(Extracted records)
=======
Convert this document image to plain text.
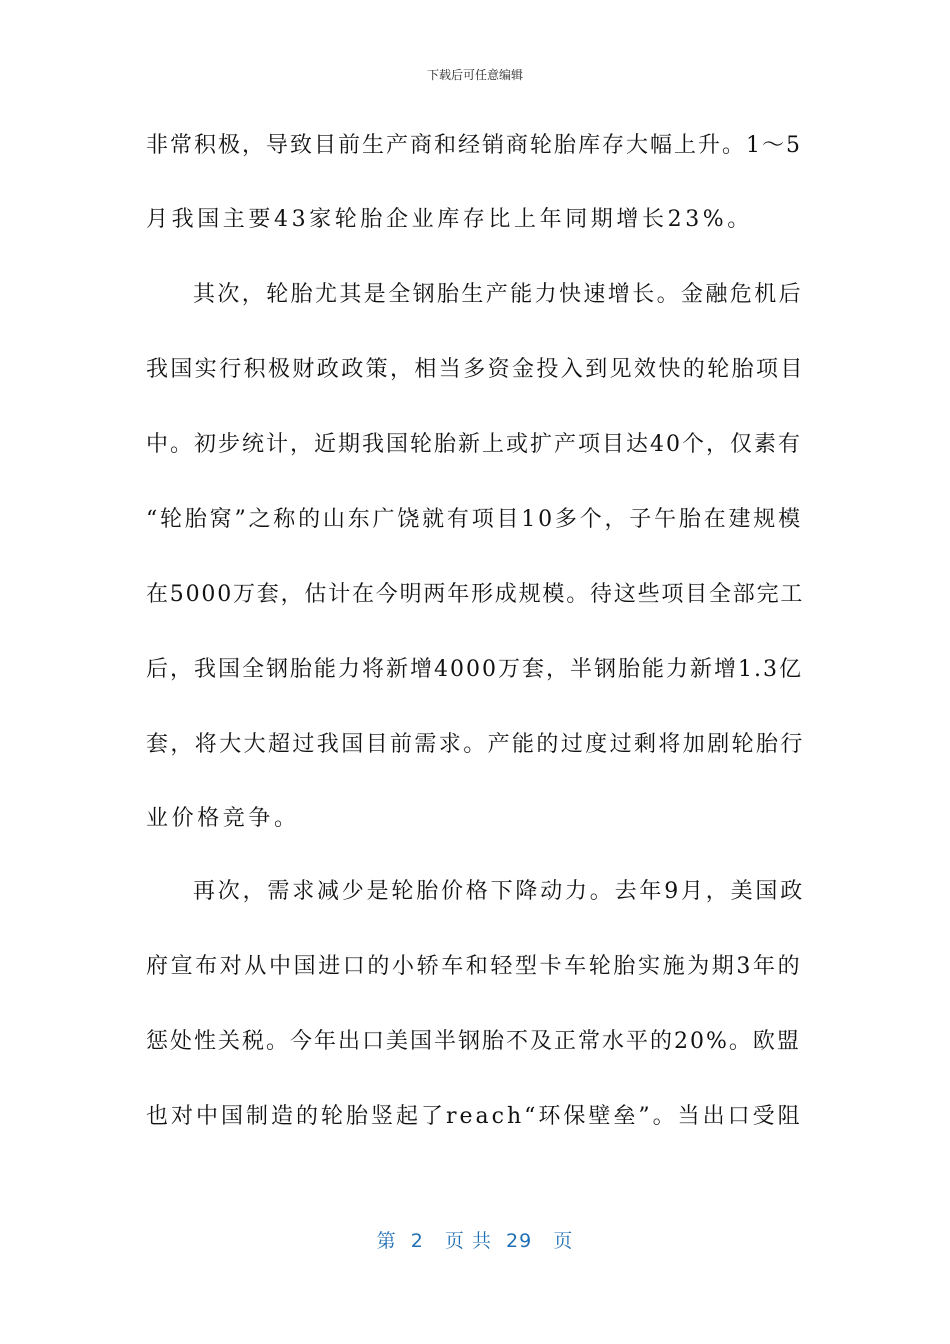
下载后可任意编辑
非常积极，导致目前生产商和经销商轮胎库存大幅上升。1～5
月我国主要43家轮胎企业库存比上年同期增长23%。
其次，轮胎尤其是全钢胎生产能力快速增长。金融危机后
我国实行积极财政政策，相当多资金投入到见效快的轮胎项目
中。初步统计，近期我国轮胎新上或扩产项目达40个，仅素有
“轮胎窝”之称的山东广饶就有项目10多个，子午胎在建规模
在5000万套，估计在今明两年形成规模。待这些项目全部完工
后，我国全钢胎能力将新增4000万套，半钢胎能力新增1.3亿
套，将大大超过我国目前需求。产能的过度过剩将加剧轮胎行
业价格竞争。
再次，需求减少是轮胎价格下降动力。去年9月，美国政
府宣布对从中国进口的小轿车和轻型卡车轮胎实施为期3年的
惩处性关税。今年出口美国半钢胎不及正常水平的20%。欧盟
也对中国制造的轮胎竖起了reach“环保壁垒”。当出口受阻
第  2   页 共  29   页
=======
All entries are to be retyped exactly. Omit any embedded images.

Convert this document image to plain text.
下载后可任意编辑
非常积极，导致目前生产商和经销商轮胎库存大幅上升。1～5
月我国主要43家轮胎企业库存比上年同期增长23%。
其次，轮胎尤其是全钢胎生产能力快速增长。金融危机后
我国实行积极财政政策，相当多资金投入到见效快的轮胎项目
中。初步统计，近期我国轮胎新上或扩产项目达40个，仅素有
“轮胎窝”之称的山东广饶就有项目10多个，子午胎在建规模
在5000万套，估计在今明两年形成规模。待这些项目全部完工
后，我国全钢胎能力将新增4000万套，半钢胎能力新增1.3亿
套，将大大超过我国目前需求。产能的过度过剩将加剧轮胎行
业价格竞争。
再次，需求减少是轮胎价格下降动力。去年9月，美国政
府宣布对从中国进口的小轿车和轻型卡车轮胎实施为期3年的
惩处性关税。今年出口美国半钢胎不及正常水平的20%。欧盟
也对中国制造的轮胎竖起了reach“环保壁垒”。当出口受阻
第  2   页 共  29   页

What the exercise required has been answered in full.